**PROBLEM REQUIREMENTS**
Which lines in the records below contain the word "false"? Copy each of them.

::::

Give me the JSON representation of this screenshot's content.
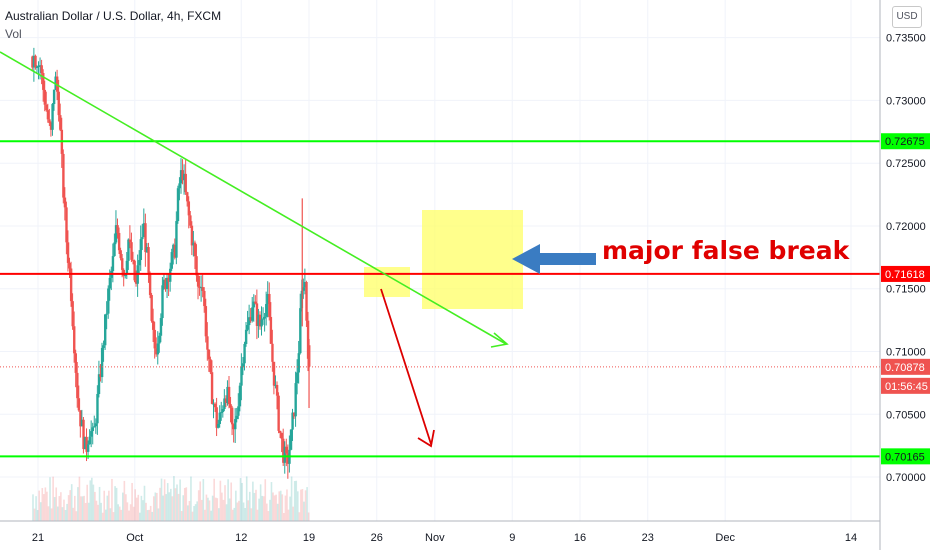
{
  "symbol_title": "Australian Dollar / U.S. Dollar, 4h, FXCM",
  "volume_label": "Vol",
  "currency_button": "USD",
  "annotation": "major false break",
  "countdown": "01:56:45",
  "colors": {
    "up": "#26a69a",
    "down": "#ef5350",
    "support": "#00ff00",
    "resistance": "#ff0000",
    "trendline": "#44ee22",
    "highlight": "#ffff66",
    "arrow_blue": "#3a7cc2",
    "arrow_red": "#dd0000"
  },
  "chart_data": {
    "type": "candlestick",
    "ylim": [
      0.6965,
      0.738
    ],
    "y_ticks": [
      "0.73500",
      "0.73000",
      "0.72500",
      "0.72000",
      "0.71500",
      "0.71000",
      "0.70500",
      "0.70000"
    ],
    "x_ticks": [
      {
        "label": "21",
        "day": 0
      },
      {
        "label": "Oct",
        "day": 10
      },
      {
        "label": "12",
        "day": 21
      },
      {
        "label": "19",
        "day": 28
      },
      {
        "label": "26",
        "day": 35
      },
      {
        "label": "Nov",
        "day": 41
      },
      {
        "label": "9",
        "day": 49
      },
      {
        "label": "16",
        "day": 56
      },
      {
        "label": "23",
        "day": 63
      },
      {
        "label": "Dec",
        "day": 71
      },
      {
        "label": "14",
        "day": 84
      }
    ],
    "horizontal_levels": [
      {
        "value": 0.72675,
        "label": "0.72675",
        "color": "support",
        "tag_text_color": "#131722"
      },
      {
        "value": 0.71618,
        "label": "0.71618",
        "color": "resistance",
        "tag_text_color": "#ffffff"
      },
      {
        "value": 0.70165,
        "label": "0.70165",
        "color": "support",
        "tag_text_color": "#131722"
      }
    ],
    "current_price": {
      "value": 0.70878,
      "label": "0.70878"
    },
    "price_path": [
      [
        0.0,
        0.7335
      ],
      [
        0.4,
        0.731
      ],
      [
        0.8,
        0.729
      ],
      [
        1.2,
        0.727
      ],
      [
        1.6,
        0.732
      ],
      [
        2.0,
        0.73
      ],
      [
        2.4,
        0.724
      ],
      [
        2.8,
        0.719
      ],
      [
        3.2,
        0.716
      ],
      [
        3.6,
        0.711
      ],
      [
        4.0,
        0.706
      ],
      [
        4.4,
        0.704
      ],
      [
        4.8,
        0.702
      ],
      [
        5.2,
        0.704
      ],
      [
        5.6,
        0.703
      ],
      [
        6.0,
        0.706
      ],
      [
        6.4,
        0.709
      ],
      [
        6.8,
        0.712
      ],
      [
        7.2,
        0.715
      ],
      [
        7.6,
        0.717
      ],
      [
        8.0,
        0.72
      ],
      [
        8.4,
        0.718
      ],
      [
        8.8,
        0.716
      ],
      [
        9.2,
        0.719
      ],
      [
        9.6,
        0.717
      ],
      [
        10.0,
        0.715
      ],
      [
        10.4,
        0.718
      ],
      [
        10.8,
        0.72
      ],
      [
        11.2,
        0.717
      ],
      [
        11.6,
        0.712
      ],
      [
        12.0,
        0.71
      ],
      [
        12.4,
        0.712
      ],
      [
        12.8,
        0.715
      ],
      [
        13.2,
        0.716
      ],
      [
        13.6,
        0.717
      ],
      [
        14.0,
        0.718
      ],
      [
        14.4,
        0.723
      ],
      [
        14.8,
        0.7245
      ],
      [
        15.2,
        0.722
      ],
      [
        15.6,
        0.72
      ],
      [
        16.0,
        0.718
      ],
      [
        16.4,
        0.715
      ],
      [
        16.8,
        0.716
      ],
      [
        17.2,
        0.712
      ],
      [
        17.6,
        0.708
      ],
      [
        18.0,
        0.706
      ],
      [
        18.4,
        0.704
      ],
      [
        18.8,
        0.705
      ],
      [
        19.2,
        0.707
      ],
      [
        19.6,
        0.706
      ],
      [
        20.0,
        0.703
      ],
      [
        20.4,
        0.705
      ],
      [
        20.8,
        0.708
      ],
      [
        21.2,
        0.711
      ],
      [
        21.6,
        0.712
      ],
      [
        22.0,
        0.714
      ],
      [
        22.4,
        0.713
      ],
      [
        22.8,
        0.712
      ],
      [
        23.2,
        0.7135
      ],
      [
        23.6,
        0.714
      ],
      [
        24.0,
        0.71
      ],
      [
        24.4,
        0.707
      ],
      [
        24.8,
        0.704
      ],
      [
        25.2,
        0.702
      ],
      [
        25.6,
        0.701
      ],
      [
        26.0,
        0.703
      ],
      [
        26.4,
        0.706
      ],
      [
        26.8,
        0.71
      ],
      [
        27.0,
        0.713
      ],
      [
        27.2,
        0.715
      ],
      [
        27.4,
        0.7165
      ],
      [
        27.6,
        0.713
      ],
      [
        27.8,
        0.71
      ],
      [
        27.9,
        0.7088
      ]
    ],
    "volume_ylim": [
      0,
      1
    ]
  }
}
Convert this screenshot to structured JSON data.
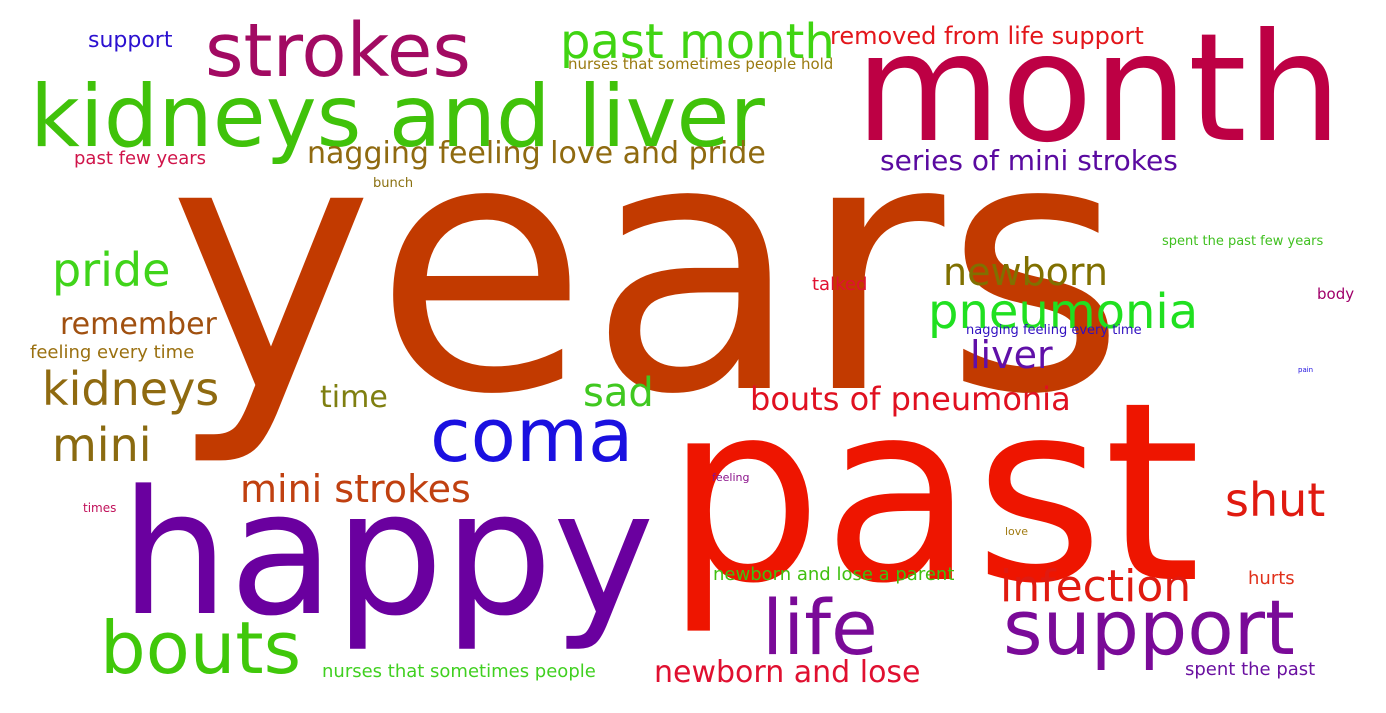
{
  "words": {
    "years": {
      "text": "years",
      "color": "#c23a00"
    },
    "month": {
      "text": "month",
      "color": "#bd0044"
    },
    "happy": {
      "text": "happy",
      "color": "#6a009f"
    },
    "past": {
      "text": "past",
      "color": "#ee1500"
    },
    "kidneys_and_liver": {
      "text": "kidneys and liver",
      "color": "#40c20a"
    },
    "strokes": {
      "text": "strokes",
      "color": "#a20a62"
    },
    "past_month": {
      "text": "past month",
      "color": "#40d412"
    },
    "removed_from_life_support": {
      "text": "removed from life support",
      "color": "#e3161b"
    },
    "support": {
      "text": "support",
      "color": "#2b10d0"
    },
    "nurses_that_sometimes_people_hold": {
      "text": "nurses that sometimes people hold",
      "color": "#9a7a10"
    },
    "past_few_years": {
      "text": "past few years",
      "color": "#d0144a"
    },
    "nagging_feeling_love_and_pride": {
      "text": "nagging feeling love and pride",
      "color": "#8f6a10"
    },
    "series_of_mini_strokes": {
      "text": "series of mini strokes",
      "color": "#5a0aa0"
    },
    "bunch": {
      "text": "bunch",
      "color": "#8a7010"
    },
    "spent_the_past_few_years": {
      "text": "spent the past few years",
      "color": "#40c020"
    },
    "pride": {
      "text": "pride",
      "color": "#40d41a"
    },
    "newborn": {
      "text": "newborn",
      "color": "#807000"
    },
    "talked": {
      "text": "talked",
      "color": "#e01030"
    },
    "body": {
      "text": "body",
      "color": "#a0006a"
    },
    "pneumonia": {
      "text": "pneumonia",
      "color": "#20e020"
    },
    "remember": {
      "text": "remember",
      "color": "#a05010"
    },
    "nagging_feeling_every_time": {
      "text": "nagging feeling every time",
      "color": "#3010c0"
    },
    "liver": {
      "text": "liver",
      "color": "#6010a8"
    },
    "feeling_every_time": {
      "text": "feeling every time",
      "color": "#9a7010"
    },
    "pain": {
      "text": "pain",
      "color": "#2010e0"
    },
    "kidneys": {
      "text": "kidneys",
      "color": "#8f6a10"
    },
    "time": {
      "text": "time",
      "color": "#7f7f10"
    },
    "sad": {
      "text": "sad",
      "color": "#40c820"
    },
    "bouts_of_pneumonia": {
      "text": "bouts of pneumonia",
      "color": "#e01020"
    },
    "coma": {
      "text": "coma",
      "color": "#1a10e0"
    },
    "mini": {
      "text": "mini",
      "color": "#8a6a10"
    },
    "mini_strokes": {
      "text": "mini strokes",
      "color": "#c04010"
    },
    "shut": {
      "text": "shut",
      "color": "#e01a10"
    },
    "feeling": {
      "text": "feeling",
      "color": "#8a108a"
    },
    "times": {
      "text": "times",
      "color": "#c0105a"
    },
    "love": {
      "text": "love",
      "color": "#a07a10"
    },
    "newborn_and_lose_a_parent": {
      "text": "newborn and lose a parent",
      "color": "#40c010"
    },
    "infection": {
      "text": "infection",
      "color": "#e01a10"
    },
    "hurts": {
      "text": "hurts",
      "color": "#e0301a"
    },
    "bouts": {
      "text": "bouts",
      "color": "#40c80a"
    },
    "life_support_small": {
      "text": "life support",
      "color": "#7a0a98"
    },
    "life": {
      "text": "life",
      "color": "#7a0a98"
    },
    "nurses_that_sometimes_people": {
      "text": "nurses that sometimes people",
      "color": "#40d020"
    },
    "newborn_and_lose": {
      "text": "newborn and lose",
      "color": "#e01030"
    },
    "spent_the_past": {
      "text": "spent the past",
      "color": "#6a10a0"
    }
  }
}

::::

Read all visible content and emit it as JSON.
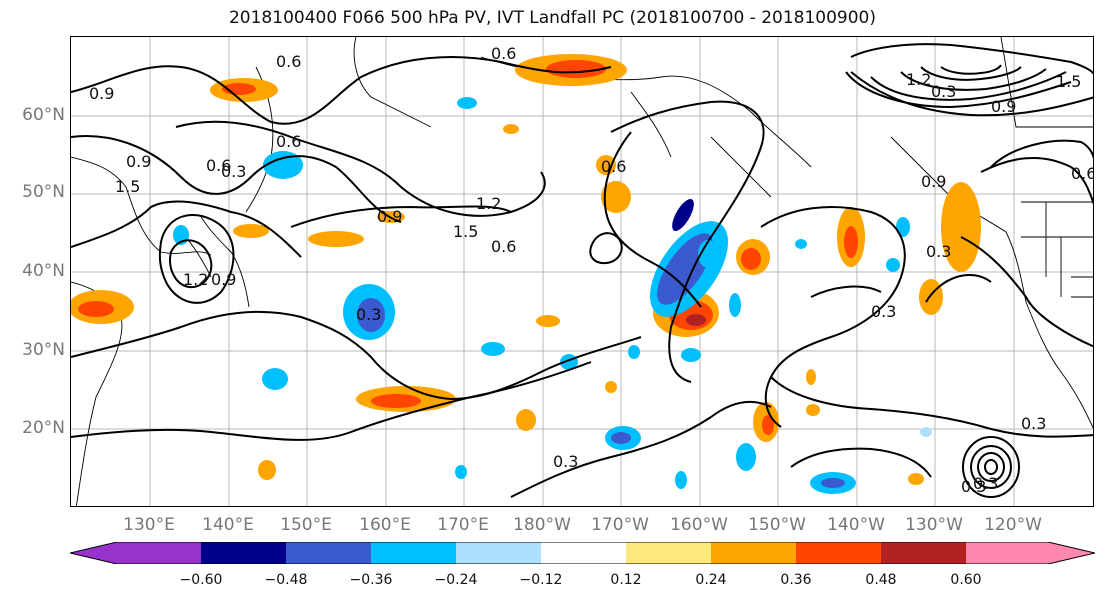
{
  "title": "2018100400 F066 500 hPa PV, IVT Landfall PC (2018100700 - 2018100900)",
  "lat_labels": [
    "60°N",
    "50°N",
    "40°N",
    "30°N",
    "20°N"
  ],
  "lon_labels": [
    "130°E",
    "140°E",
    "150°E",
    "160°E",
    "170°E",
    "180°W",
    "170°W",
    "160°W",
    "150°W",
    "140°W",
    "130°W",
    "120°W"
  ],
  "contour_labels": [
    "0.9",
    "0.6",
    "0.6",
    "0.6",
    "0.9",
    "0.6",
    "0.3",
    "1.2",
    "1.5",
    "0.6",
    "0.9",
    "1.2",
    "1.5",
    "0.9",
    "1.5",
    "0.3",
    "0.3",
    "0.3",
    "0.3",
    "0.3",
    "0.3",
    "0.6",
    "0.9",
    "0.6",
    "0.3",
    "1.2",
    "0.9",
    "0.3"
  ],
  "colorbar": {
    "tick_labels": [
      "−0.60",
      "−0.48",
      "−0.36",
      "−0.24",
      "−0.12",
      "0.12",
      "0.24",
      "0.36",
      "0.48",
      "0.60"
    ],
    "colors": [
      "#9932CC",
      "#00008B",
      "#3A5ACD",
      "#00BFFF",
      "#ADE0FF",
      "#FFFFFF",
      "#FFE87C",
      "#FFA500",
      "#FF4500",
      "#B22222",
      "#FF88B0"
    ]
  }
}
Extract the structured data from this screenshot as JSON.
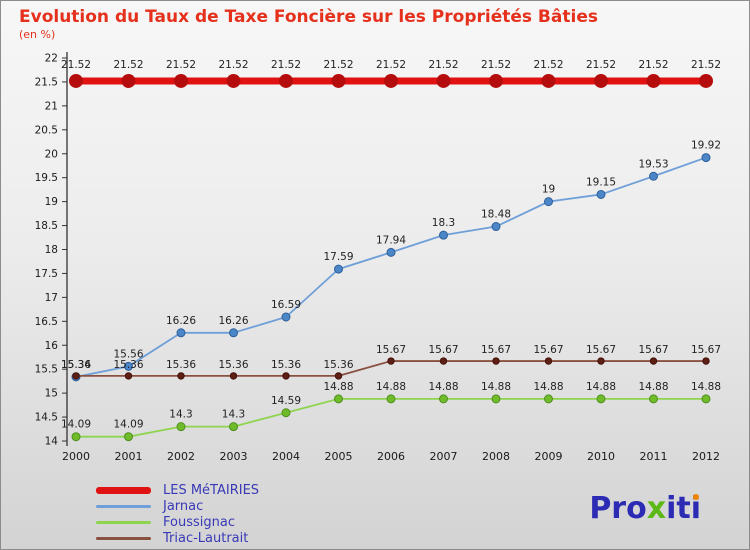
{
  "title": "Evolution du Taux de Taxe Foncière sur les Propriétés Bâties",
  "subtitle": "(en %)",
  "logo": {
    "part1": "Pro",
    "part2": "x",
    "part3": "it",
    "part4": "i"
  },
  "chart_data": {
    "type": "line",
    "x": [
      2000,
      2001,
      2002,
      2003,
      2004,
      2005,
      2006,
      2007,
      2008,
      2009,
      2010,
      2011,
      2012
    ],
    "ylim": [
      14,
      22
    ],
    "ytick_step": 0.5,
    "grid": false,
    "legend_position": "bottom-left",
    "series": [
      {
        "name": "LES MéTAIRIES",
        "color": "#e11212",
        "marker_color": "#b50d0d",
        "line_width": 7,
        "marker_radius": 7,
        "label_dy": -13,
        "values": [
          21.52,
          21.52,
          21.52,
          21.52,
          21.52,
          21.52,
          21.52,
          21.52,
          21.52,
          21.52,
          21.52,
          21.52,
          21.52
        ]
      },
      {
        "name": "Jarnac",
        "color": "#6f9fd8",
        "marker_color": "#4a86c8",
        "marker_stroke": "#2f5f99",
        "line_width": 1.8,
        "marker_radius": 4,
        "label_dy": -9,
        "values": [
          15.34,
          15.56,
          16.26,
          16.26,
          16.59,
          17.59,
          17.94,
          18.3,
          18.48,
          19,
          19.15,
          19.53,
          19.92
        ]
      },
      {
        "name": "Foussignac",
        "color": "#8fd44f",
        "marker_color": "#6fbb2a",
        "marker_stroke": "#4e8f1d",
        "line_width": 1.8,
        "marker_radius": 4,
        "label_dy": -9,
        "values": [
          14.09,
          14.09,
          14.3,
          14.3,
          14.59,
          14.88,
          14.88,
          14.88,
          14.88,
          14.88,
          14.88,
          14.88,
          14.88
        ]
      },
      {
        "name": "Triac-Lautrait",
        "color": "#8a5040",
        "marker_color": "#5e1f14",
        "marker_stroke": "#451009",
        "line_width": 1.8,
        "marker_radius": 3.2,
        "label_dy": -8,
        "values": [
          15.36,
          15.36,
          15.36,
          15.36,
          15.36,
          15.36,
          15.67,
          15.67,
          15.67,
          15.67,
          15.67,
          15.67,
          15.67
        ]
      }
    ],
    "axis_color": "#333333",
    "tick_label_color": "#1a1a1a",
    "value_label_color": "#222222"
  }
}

::::

**FINISHED TASK**
  "annotation": "major false break",
    "grid": false,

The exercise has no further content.